◆ Objective:
In the passage below on artists who left Baku, what did the Diaspora artist phenomenon lose once it was acknowledged and marketed in the mainstream?
## BEGIN Document passage
If we make a general speculative analysis of artists who left Baku in the 80’s for Western centres, before the wall came down, we can say that they have been looking for liberation from the official art norms of Soviet-type visual culture or dominating modernist abstraction and naive–folkloric modernisms. They were pursuing a cosmopolitan, post-modernist cultural environment and therefore can be recognized as post-avant-gardes of their original art milieu.

During and after the innovative explosions of the 1980s, they became culturally relativist and identity-driven in their so-called Diaspora environment. As artists, who emigrated to so-called ‘Western centres’ in those years, they also became politically polemical and used the more subjective strategy of ‘putting the self in the frame’. This phenomenon of Diaspora artists was mapped in mainstream art in relation to wider socio-political and cultural developments and influenced exhibition concepts and contents in Western centres; however, after the progress of democratisation in the countries of origin and after it was acknowledged and marketed in the mainstream, it lost its rebellious meaning.
## END Document passage
## BEGIN Material shown
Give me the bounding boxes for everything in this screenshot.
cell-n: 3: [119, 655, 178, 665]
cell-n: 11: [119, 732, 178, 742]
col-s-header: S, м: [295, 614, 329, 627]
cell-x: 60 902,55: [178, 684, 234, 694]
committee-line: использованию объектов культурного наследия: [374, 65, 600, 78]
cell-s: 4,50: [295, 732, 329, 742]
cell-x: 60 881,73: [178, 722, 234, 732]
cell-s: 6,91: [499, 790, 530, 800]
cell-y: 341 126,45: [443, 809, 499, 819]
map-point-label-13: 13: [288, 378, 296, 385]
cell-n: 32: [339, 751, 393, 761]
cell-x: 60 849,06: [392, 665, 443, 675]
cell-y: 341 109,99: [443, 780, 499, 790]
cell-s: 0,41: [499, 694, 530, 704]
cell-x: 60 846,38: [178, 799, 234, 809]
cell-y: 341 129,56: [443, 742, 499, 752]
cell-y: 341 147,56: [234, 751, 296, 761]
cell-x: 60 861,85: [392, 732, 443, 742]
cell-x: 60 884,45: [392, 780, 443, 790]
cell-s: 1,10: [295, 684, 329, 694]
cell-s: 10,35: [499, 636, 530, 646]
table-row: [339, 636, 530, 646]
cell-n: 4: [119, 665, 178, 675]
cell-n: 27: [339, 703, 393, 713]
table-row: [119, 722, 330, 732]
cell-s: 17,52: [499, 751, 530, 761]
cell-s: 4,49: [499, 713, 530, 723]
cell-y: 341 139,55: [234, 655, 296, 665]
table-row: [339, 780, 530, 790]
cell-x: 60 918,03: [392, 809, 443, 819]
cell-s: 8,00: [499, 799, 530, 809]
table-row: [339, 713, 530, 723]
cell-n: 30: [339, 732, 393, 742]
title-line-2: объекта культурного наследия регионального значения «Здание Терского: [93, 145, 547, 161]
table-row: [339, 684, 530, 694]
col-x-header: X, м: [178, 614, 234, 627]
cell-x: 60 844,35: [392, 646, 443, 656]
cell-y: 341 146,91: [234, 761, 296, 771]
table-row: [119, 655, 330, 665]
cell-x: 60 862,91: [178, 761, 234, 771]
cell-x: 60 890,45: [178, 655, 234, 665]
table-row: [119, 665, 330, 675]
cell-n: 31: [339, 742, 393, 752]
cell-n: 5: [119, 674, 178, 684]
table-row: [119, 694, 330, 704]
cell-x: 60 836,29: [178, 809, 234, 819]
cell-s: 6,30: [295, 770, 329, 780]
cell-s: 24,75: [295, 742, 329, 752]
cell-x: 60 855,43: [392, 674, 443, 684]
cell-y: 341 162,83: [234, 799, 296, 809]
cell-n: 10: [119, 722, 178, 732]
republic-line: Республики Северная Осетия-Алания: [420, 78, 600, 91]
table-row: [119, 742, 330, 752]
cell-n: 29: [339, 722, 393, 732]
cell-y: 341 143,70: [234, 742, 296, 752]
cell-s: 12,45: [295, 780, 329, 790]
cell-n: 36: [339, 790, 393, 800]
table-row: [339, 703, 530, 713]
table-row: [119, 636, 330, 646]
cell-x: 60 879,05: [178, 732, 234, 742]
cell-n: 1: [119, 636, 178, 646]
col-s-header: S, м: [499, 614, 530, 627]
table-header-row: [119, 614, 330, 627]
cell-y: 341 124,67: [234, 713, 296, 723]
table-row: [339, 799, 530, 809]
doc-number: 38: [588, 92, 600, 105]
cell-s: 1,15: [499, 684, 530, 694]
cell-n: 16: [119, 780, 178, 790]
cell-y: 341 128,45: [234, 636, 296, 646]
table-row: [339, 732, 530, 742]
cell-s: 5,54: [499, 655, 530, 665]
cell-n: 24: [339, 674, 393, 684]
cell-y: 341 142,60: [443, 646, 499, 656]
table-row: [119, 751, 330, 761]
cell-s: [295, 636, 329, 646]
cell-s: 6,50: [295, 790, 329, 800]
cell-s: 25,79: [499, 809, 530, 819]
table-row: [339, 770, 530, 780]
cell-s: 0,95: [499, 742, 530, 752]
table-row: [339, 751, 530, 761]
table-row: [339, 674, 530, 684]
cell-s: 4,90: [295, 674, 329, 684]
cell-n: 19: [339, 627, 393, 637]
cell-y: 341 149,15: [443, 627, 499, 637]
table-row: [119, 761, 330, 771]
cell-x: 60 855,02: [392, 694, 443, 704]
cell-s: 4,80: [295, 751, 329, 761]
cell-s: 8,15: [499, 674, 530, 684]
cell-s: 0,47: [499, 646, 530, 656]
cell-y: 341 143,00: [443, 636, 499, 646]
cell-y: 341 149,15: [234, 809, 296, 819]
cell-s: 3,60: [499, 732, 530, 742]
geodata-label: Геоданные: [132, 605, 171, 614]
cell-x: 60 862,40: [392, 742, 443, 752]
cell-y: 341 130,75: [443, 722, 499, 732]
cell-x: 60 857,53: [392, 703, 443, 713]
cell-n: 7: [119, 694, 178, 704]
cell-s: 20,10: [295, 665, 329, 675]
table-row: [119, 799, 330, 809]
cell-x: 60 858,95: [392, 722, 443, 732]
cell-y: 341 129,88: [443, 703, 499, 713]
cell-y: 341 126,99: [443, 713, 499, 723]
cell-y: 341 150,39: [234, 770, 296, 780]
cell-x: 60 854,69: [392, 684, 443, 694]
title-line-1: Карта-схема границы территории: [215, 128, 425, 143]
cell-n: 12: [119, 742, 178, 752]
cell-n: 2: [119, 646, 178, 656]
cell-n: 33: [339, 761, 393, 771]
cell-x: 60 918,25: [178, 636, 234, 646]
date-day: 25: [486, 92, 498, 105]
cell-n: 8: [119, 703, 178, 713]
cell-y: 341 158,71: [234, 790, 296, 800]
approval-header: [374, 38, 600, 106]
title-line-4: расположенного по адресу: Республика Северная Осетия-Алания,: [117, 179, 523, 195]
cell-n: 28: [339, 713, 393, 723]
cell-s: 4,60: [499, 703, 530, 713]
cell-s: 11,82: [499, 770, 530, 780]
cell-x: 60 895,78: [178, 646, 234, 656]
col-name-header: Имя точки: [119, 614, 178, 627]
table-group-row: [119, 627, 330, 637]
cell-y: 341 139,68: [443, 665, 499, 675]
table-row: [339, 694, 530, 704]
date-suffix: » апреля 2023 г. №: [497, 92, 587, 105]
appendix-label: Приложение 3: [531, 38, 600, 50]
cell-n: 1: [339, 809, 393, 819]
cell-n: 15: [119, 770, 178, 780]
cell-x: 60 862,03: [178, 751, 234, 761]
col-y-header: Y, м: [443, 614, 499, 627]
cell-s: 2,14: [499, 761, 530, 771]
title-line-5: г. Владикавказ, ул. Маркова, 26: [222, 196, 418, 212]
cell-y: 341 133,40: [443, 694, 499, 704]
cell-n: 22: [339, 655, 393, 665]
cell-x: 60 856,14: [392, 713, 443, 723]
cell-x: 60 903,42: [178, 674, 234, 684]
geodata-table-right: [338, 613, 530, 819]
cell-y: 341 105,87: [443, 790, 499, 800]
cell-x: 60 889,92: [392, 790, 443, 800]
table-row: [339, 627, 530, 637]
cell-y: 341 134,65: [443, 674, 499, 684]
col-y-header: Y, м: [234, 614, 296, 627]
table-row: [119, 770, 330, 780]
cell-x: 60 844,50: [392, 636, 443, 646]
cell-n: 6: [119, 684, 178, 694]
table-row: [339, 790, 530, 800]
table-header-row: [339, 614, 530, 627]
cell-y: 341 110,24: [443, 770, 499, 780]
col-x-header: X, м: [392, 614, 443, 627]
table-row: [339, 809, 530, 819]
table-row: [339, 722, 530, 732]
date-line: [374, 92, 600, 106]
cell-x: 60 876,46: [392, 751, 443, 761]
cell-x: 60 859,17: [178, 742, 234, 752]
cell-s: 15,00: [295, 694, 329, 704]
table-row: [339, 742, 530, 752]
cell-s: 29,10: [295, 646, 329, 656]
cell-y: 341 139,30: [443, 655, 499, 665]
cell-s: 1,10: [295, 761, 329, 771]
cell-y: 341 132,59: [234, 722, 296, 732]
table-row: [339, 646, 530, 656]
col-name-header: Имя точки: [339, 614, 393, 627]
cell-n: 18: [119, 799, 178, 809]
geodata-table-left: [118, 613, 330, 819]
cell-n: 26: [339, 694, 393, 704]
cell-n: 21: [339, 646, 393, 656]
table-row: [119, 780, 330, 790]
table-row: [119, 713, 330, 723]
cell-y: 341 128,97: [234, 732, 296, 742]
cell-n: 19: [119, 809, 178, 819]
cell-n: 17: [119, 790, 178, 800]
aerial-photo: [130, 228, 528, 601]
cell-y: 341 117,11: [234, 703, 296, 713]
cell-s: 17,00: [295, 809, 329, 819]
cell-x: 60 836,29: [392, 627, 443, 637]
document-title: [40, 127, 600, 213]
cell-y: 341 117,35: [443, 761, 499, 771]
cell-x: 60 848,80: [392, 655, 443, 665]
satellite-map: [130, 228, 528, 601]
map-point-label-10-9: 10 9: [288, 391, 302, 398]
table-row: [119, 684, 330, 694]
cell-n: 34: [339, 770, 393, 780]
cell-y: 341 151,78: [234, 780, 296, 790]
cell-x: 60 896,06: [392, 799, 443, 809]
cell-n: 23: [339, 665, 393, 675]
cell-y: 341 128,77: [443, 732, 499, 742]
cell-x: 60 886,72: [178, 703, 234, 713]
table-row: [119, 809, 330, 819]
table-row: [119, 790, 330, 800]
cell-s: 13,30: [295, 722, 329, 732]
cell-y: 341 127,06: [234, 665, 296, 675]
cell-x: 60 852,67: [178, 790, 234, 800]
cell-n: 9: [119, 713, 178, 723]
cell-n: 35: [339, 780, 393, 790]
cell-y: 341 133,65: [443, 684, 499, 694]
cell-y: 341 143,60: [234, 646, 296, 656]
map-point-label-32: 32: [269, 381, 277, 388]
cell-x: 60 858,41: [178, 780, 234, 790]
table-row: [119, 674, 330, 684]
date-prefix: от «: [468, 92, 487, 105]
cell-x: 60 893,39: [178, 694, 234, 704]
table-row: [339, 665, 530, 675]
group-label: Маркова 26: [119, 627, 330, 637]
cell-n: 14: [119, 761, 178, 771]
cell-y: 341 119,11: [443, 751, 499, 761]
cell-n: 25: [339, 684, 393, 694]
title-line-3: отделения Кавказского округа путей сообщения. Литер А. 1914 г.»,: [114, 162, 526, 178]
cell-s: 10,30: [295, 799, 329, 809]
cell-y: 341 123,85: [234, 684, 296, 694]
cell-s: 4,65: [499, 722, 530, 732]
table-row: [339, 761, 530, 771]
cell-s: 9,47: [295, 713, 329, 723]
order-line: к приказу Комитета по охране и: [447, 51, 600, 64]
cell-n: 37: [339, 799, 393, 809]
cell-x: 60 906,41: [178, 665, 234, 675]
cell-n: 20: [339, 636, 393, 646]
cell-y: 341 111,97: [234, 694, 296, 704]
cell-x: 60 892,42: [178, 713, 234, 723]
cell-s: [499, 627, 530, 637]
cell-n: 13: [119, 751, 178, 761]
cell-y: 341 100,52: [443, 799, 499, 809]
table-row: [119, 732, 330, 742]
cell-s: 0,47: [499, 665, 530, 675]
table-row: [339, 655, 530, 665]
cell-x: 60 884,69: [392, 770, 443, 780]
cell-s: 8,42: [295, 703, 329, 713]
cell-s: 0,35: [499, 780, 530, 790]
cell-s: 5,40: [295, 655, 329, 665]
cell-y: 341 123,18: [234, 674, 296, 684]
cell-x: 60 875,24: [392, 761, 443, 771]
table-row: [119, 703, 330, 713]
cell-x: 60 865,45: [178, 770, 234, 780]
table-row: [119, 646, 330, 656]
## END Material shown
◆ Task answer:
Its rebellious meaning.